◆ What needs to be done
Using the data beneath, show every line that includes the word "this".
==============================
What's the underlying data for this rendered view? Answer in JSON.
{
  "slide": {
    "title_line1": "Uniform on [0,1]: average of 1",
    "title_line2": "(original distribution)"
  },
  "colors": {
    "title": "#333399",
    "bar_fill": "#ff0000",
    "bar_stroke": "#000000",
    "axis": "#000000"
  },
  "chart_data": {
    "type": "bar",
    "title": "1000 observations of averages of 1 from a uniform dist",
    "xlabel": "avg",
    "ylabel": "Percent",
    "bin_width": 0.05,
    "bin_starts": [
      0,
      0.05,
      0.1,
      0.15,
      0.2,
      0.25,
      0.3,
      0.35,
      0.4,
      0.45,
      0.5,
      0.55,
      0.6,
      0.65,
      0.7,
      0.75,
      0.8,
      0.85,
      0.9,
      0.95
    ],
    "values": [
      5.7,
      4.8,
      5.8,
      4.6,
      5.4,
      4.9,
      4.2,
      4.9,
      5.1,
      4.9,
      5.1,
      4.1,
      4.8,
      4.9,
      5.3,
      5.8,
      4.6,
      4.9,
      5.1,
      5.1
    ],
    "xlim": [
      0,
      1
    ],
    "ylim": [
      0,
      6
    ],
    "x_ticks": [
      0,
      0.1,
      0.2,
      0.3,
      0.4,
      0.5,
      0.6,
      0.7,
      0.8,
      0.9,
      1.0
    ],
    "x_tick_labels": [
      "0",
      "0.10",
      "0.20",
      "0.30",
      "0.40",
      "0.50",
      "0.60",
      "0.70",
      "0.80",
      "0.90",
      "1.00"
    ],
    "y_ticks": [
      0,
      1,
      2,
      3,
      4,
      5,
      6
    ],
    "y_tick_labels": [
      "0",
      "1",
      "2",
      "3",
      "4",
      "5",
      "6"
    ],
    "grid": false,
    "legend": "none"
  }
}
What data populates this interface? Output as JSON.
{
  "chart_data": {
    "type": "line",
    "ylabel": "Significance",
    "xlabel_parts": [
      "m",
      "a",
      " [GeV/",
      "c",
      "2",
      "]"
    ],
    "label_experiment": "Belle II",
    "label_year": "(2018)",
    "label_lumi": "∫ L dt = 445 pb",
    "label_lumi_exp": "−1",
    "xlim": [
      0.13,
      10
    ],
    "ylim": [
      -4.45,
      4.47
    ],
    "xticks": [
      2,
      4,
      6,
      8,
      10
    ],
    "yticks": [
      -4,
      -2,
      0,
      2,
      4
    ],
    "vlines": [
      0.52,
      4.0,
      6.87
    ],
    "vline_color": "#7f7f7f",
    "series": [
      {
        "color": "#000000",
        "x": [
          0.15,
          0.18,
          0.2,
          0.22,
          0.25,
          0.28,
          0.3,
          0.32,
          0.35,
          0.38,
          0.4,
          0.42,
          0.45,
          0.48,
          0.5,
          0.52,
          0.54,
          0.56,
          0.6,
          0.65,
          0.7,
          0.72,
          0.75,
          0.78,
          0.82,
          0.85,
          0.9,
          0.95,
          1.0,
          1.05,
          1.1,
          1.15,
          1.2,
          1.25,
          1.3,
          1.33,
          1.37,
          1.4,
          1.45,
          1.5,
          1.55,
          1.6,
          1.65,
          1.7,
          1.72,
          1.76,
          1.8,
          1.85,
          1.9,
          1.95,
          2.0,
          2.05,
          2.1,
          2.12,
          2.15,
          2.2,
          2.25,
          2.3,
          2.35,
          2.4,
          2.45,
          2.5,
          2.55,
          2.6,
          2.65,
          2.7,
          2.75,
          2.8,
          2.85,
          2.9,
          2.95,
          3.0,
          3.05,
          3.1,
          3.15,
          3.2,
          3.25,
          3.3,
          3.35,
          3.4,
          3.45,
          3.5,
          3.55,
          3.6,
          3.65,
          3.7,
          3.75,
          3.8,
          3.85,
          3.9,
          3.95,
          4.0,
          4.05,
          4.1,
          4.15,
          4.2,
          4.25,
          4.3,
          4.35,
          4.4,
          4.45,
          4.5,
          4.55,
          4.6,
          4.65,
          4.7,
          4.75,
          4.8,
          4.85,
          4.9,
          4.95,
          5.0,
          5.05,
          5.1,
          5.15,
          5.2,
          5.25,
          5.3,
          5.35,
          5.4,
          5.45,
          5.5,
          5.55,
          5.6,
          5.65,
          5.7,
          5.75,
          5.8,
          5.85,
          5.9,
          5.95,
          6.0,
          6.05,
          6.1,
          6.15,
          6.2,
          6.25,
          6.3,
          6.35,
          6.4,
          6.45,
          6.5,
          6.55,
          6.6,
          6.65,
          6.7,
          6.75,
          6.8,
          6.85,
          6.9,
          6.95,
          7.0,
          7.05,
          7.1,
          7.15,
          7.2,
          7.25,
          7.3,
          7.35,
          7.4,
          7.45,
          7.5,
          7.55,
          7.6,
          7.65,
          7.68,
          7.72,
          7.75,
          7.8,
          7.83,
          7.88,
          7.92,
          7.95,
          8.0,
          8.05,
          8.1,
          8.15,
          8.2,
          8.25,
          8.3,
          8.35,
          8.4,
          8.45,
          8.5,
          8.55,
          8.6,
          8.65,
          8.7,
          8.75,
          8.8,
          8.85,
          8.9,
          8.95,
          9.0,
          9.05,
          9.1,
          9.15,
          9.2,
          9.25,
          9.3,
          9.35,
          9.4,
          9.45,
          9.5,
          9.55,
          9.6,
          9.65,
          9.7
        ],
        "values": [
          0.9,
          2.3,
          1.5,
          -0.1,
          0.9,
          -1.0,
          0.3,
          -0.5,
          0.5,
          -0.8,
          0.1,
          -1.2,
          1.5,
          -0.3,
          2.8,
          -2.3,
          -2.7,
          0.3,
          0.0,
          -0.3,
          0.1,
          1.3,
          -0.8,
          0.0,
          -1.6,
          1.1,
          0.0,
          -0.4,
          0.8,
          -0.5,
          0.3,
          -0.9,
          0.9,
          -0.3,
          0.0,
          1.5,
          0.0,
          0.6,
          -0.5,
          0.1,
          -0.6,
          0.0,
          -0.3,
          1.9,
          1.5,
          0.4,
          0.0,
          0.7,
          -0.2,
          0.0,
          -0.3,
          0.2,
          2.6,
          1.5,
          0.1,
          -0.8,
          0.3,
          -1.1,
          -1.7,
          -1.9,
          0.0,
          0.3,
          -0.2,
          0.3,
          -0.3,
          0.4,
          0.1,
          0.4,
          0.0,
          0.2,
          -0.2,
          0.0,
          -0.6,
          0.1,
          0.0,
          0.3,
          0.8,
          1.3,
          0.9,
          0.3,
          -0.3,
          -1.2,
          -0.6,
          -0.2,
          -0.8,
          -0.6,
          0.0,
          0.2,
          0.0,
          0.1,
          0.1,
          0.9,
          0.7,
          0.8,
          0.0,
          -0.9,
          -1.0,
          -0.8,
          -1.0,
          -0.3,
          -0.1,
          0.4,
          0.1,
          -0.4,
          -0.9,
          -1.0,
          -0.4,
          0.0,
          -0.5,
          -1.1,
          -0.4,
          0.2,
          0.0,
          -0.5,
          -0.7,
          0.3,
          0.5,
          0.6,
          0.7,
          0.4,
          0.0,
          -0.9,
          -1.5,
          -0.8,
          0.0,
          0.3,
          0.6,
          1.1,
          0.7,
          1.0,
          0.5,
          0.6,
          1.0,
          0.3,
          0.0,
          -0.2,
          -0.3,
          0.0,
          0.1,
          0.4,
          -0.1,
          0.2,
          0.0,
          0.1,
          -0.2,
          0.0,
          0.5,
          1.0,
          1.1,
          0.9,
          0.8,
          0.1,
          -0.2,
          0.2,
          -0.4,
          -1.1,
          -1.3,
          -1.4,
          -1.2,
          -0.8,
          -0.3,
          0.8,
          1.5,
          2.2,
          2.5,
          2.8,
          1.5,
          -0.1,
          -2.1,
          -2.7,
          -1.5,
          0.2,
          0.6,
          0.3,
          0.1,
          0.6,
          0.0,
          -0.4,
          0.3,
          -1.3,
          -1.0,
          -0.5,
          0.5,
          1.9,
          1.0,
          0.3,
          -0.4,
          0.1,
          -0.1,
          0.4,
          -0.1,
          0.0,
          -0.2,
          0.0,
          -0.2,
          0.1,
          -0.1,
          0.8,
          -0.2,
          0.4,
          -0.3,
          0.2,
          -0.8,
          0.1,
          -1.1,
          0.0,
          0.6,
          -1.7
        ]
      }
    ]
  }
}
==============================
◆ Result of the exercise
What's the underlying data for this rendered view? Answer in JSON.
What data populates this interface? Output as JSON.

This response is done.